The task »
Extract and list every line that contains the word "date".

Data records
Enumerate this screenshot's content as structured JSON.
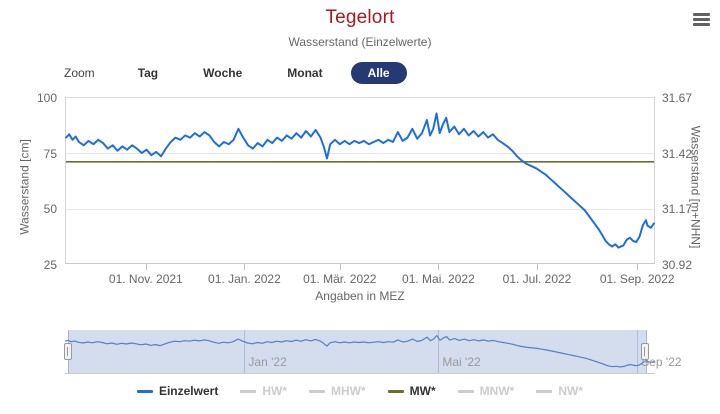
{
  "header": {
    "title": "Tegelort",
    "subtitle": "Wasserstand (Einzelwerte)",
    "menu_icon": "hamburger-icon"
  },
  "range_selector": {
    "zoom_label": "Zoom",
    "buttons": [
      {
        "label": "Tag",
        "selected": false
      },
      {
        "label": "Woche",
        "selected": false
      },
      {
        "label": "Monat",
        "selected": false
      },
      {
        "label": "Alle",
        "selected": true
      }
    ],
    "selected_color": "#253a73"
  },
  "chart_data": {
    "type": "line",
    "title": "Tegelort",
    "subtitle": "Wasserstand (Einzelwerte)",
    "xlabel": "Angaben in MEZ",
    "ylabel_left": "Wasserstand [cm]",
    "ylabel_right": "Wasserstand [m+NHN]",
    "grid": "horizontal",
    "legend_position": "bottom",
    "x_range": [
      "2021-09-12",
      "2022-09-12"
    ],
    "ylim_cm": [
      25,
      100
    ],
    "ylim_m_nhn": [
      30.92,
      31.67
    ],
    "yticks": [
      {
        "cm": 100,
        "left_label": "100",
        "right_label": "31.67"
      },
      {
        "cm": 75,
        "left_label": "75",
        "right_label": "31.42"
      },
      {
        "cm": 50,
        "left_label": "50",
        "right_label": "31.17"
      },
      {
        "cm": 25,
        "left_label": "25",
        "right_label": "30.92"
      }
    ],
    "xticks": [
      {
        "date": "2021-11-01",
        "label": "01. Nov. 2021"
      },
      {
        "date": "2022-01-01",
        "label": "01. Jan. 2022"
      },
      {
        "date": "2022-03-01",
        "label": "01. Mär. 2022"
      },
      {
        "date": "2022-05-01",
        "label": "01. Mai. 2022"
      },
      {
        "date": "2022-07-01",
        "label": "01. Jul. 2022"
      },
      {
        "date": "2022-09-01",
        "label": "01. Sep. 2022"
      }
    ],
    "series": [
      {
        "name": "Einzelwert",
        "color": "#1f6ee0",
        "points": [
          [
            "2021-09-12",
            82
          ],
          [
            "2021-09-14",
            83.5
          ],
          [
            "2021-09-16",
            81
          ],
          [
            "2021-09-18",
            82.5
          ],
          [
            "2021-09-20",
            80
          ],
          [
            "2021-09-23",
            78.5
          ],
          [
            "2021-09-26",
            80.5
          ],
          [
            "2021-09-29",
            79
          ],
          [
            "2021-10-02",
            81
          ],
          [
            "2021-10-05",
            79.5
          ],
          [
            "2021-10-08",
            77
          ],
          [
            "2021-10-11",
            78.5
          ],
          [
            "2021-10-14",
            76
          ],
          [
            "2021-10-17",
            78
          ],
          [
            "2021-10-20",
            76.5
          ],
          [
            "2021-10-23",
            78.5
          ],
          [
            "2021-10-26",
            77
          ],
          [
            "2021-10-29",
            75
          ],
          [
            "2021-11-01",
            76.5
          ],
          [
            "2021-11-04",
            74
          ],
          [
            "2021-11-07",
            75.5
          ],
          [
            "2021-11-10",
            73.5
          ],
          [
            "2021-11-13",
            77
          ],
          [
            "2021-11-16",
            80
          ],
          [
            "2021-11-19",
            82
          ],
          [
            "2021-11-22",
            81
          ],
          [
            "2021-11-25",
            83
          ],
          [
            "2021-11-28",
            82
          ],
          [
            "2021-12-01",
            84
          ],
          [
            "2021-12-04",
            82.5
          ],
          [
            "2021-12-07",
            84.5
          ],
          [
            "2021-12-10",
            83
          ],
          [
            "2021-12-13",
            80
          ],
          [
            "2021-12-16",
            78
          ],
          [
            "2021-12-19",
            80
          ],
          [
            "2021-12-22",
            79
          ],
          [
            "2021-12-25",
            81
          ],
          [
            "2021-12-28",
            86
          ],
          [
            "2021-12-31",
            82
          ],
          [
            "2022-01-03",
            78.5
          ],
          [
            "2022-01-06",
            77
          ],
          [
            "2022-01-09",
            79.5
          ],
          [
            "2022-01-12",
            78
          ],
          [
            "2022-01-15",
            81
          ],
          [
            "2022-01-18",
            79.5
          ],
          [
            "2022-01-21",
            82
          ],
          [
            "2022-01-24",
            80.5
          ],
          [
            "2022-01-27",
            83
          ],
          [
            "2022-01-30",
            81.5
          ],
          [
            "2022-02-02",
            84
          ],
          [
            "2022-02-05",
            82
          ],
          [
            "2022-02-08",
            85
          ],
          [
            "2022-02-11",
            82.5
          ],
          [
            "2022-02-14",
            85.5
          ],
          [
            "2022-02-17",
            82
          ],
          [
            "2022-02-19",
            78
          ],
          [
            "2022-02-21",
            72.5
          ],
          [
            "2022-02-23",
            79
          ],
          [
            "2022-02-26",
            81
          ],
          [
            "2022-03-01",
            79
          ],
          [
            "2022-03-04",
            80.5
          ],
          [
            "2022-03-07",
            79
          ],
          [
            "2022-03-10",
            80.5
          ],
          [
            "2022-03-13",
            79.5
          ],
          [
            "2022-03-16",
            80.5
          ],
          [
            "2022-03-19",
            79
          ],
          [
            "2022-03-22",
            80
          ],
          [
            "2022-03-25",
            81
          ],
          [
            "2022-03-28",
            79.5
          ],
          [
            "2022-03-31",
            81
          ],
          [
            "2022-04-03",
            80
          ],
          [
            "2022-04-06",
            84.5
          ],
          [
            "2022-04-09",
            80.5
          ],
          [
            "2022-04-12",
            82
          ],
          [
            "2022-04-15",
            86
          ],
          [
            "2022-04-18",
            81.5
          ],
          [
            "2022-04-21",
            84
          ],
          [
            "2022-04-24",
            90
          ],
          [
            "2022-04-26",
            83
          ],
          [
            "2022-04-28",
            86
          ],
          [
            "2022-04-30",
            93
          ],
          [
            "2022-05-02",
            84
          ],
          [
            "2022-05-04",
            88
          ],
          [
            "2022-05-06",
            91
          ],
          [
            "2022-05-08",
            84.5
          ],
          [
            "2022-05-11",
            87
          ],
          [
            "2022-05-14",
            83.5
          ],
          [
            "2022-05-17",
            86
          ],
          [
            "2022-05-20",
            83
          ],
          [
            "2022-05-23",
            85
          ],
          [
            "2022-05-26",
            82.5
          ],
          [
            "2022-05-29",
            84.5
          ],
          [
            "2022-06-01",
            82
          ],
          [
            "2022-06-04",
            83.5
          ],
          [
            "2022-06-07",
            81
          ],
          [
            "2022-06-10",
            79.5
          ],
          [
            "2022-06-13",
            78
          ],
          [
            "2022-06-16",
            76
          ],
          [
            "2022-06-19",
            73.5
          ],
          [
            "2022-06-22",
            71.5
          ],
          [
            "2022-06-25",
            70
          ],
          [
            "2022-06-28",
            69
          ],
          [
            "2022-07-01",
            68
          ],
          [
            "2022-07-04",
            66.5
          ],
          [
            "2022-07-07",
            65
          ],
          [
            "2022-07-10",
            63
          ],
          [
            "2022-07-13",
            61
          ],
          [
            "2022-07-16",
            59
          ],
          [
            "2022-07-19",
            57
          ],
          [
            "2022-07-22",
            55
          ],
          [
            "2022-07-25",
            53
          ],
          [
            "2022-07-28",
            51
          ],
          [
            "2022-07-31",
            49
          ],
          [
            "2022-08-03",
            46
          ],
          [
            "2022-08-06",
            43
          ],
          [
            "2022-08-09",
            40
          ],
          [
            "2022-08-11",
            37.5
          ],
          [
            "2022-08-13",
            35
          ],
          [
            "2022-08-15",
            33.5
          ],
          [
            "2022-08-17",
            32.5
          ],
          [
            "2022-08-19",
            33.5
          ],
          [
            "2022-08-21",
            32
          ],
          [
            "2022-08-24",
            33
          ],
          [
            "2022-08-26",
            35.5
          ],
          [
            "2022-08-28",
            36.5
          ],
          [
            "2022-08-30",
            35
          ],
          [
            "2022-09-01",
            34.5
          ],
          [
            "2022-09-03",
            37
          ],
          [
            "2022-09-05",
            42
          ],
          [
            "2022-09-07",
            44.5
          ],
          [
            "2022-09-08",
            42
          ],
          [
            "2022-09-10",
            41
          ],
          [
            "2022-09-12",
            43
          ]
        ]
      },
      {
        "name": "MW*",
        "type": "reference-line",
        "color": "#6f6f2d",
        "value_cm": 71
      }
    ],
    "navigator": {
      "ticks": [
        {
          "date": "2022-01-01",
          "label": "Jan '22"
        },
        {
          "date": "2022-05-01",
          "label": "Mai '22"
        },
        {
          "date": "2022-09-01",
          "label": "Sep '22"
        }
      ],
      "line_color": "#5580c0",
      "selected_range_frac": [
        0.005,
        0.983
      ]
    }
  },
  "legend": {
    "items": [
      {
        "label": "Einzelwert",
        "color": "#1f6ee0",
        "enabled": true
      },
      {
        "label": "HW*",
        "color": "#cccccc",
        "enabled": false
      },
      {
        "label": "MHW*",
        "color": "#cccccc",
        "enabled": false
      },
      {
        "label": "MW*",
        "color": "#6f6f2d",
        "enabled": true
      },
      {
        "label": "MNW*",
        "color": "#cccccc",
        "enabled": false
      },
      {
        "label": "NW*",
        "color": "#cccccc",
        "enabled": false
      }
    ]
  }
}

Answer »
        "date": "2021-11-01",
        "date": "2022-01-01",
        "date": "2022-03-01",
        "date": "2022-05-01",
        "date": "2022-07-01",
        "date": "2022-09-01",
          "date": "2022-01-01",
          "date": "2022-05-01",
          "date": "2022-09-01",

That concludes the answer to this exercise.